Single out each line with the word "полости" and copy it.

Records excerpted from a collection
# # # #
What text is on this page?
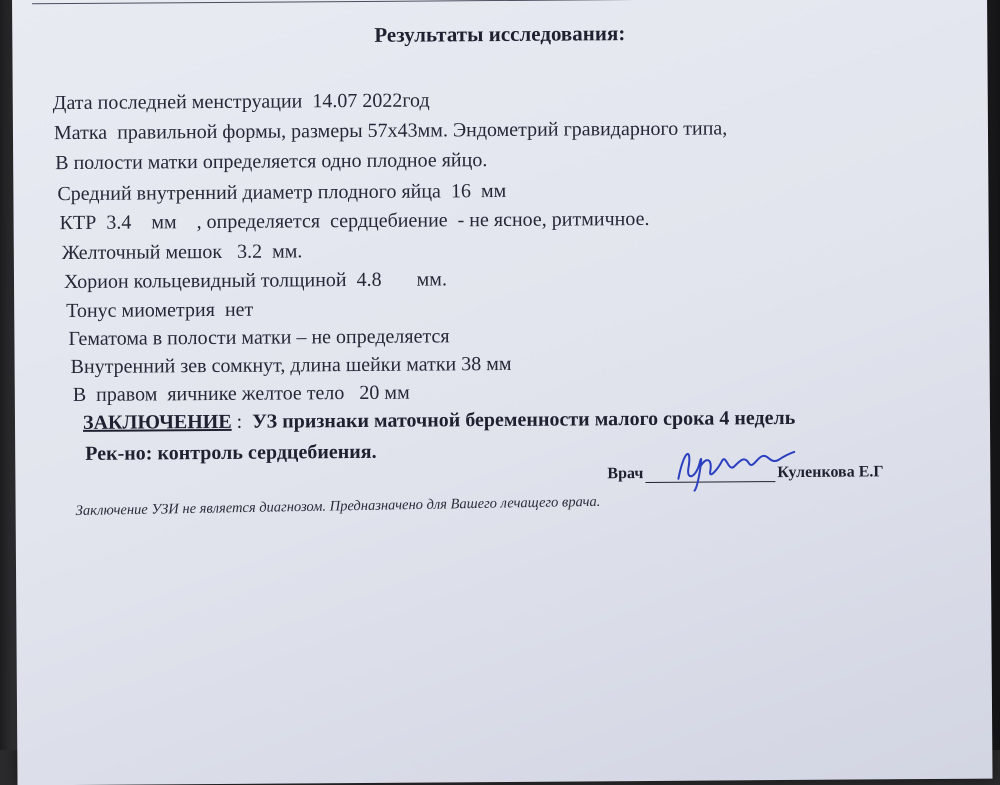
Результаты исследования:
Дата последней менструации  14.07 2022год
Матка  правильной формы, размеры 57х43мм. Эндометрий гравидарного типа,
В полости матки определяется одно плодное яйцо.
Средний внутренний диаметр плодного яйца  16  мм
КТР  3.4    мм    , определяется  сердцебиение  - не ясное, ритмичное.
Желточный мешок   3.2  мм.
Хорион кольцевидный толщиной  4.8       мм.
Тонус миометрия  нет
Гематома в полости матки – не определяется
Внутренний зев сомкнут, длина шейки матки 38 мм
В  правом  яичнике желтое тело   20 мм
ЗАКЛЮЧЕНИЕ :  УЗ признаки маточной беременности малого срока 4 недель
Рек-но: контроль сердцебиения.
Врач	Куленкова Е.Г
Заключение УЗИ не является диагнозом. Предназначено для Вашего лечащего врача.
# # # #
> Task output
В полости матки определяется одно плодное яйцо.
Гематома в полости матки – не определяется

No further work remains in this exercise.